*Set exercise:* Collect each line containing "Embedding".

*Data supplied:*

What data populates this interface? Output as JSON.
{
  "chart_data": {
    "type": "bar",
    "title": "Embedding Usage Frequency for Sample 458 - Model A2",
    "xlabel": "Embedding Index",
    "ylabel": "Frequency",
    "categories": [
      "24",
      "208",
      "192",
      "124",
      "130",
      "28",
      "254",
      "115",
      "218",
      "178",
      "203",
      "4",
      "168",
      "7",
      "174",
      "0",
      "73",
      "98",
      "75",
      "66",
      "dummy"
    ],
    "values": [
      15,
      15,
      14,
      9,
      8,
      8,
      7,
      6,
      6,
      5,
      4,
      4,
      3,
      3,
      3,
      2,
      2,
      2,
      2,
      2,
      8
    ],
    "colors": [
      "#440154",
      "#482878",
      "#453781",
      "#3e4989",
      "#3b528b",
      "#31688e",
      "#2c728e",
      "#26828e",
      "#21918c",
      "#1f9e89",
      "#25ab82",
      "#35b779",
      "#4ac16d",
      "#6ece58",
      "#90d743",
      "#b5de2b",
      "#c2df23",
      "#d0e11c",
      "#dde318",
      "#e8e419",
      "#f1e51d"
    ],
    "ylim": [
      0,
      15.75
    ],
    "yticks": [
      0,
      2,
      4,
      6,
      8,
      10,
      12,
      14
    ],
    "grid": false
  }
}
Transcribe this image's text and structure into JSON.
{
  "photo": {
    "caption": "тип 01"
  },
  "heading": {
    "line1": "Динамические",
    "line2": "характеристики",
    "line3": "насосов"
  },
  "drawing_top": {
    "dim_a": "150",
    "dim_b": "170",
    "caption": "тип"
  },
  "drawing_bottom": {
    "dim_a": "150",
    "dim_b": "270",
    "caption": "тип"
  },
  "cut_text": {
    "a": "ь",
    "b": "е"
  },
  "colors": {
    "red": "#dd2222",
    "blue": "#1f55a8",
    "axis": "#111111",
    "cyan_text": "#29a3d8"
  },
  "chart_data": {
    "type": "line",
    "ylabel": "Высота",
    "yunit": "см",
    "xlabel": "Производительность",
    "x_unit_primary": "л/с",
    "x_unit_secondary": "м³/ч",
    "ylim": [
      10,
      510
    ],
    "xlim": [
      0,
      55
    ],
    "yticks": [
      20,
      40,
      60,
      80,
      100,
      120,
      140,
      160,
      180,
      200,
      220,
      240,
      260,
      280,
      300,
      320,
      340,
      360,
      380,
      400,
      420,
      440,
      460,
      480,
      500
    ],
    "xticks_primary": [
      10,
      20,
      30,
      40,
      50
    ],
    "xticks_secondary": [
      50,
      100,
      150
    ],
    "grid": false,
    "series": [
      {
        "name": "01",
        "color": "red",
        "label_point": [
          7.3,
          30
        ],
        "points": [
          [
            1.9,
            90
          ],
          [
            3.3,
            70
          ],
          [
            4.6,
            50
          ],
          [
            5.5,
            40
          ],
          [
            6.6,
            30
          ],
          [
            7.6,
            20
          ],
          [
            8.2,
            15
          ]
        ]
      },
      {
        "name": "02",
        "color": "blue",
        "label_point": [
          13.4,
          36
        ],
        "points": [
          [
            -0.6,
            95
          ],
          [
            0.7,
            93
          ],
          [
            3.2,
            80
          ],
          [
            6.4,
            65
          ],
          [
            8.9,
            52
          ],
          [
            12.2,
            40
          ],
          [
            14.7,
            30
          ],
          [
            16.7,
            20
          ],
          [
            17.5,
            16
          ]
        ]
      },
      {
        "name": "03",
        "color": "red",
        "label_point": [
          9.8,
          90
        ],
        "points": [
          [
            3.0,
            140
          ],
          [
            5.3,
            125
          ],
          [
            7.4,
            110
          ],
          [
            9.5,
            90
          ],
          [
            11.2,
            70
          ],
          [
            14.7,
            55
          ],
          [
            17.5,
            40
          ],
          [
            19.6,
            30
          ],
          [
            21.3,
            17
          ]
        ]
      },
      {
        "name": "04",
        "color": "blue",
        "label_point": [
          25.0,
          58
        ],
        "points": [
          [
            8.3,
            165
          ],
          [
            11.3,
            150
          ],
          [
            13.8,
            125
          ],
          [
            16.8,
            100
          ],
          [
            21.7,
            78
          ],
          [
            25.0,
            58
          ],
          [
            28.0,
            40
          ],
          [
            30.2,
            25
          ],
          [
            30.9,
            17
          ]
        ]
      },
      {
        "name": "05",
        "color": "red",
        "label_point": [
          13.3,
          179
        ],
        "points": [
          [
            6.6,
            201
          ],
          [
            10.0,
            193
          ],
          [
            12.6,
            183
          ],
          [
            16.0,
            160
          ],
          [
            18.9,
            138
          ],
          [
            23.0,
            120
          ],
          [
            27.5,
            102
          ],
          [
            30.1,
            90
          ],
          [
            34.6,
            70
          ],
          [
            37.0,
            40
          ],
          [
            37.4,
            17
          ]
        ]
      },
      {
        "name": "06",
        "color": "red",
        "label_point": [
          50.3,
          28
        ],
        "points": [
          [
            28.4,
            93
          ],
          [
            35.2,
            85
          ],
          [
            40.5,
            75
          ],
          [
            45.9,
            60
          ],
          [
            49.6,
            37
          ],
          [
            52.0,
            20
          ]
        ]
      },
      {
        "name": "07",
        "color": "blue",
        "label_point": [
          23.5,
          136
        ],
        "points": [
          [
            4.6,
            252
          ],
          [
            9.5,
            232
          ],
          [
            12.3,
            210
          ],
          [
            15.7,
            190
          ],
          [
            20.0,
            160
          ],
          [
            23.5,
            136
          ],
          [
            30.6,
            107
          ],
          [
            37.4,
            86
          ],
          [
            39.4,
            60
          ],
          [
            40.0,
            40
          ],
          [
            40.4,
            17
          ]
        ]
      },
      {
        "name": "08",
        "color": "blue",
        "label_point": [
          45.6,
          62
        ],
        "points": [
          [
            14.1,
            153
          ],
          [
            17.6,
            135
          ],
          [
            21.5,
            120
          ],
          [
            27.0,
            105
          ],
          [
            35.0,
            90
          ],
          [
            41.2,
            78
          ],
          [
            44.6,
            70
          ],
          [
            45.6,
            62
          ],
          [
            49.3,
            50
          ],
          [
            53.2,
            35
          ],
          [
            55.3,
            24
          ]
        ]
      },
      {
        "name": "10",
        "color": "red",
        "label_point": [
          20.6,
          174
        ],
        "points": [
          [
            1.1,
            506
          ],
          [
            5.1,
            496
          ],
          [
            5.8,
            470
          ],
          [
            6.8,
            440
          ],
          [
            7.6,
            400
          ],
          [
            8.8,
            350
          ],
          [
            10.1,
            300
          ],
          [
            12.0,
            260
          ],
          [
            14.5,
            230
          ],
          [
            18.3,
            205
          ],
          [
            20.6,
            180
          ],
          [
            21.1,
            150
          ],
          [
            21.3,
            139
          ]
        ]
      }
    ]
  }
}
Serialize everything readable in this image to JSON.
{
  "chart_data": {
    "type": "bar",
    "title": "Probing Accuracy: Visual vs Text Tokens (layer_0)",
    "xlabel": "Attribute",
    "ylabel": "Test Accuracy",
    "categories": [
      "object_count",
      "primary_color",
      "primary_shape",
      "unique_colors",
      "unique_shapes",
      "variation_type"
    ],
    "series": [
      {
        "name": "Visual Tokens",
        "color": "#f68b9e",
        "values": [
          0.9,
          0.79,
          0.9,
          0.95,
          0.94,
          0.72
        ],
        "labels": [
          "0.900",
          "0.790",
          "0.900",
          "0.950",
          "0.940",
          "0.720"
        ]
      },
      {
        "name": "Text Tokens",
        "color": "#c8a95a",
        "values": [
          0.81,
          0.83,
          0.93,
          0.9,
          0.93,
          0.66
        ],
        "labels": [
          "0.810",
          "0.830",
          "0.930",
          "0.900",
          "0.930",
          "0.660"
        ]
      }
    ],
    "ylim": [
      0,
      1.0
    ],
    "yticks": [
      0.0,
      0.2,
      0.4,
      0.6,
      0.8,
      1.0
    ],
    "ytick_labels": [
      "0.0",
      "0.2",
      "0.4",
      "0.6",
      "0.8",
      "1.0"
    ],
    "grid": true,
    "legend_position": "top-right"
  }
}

*Completed task:*
    "title": "Embedding Usage Frequency for Sample 458 - Model A2",
    "xlabel": "Embedding Index",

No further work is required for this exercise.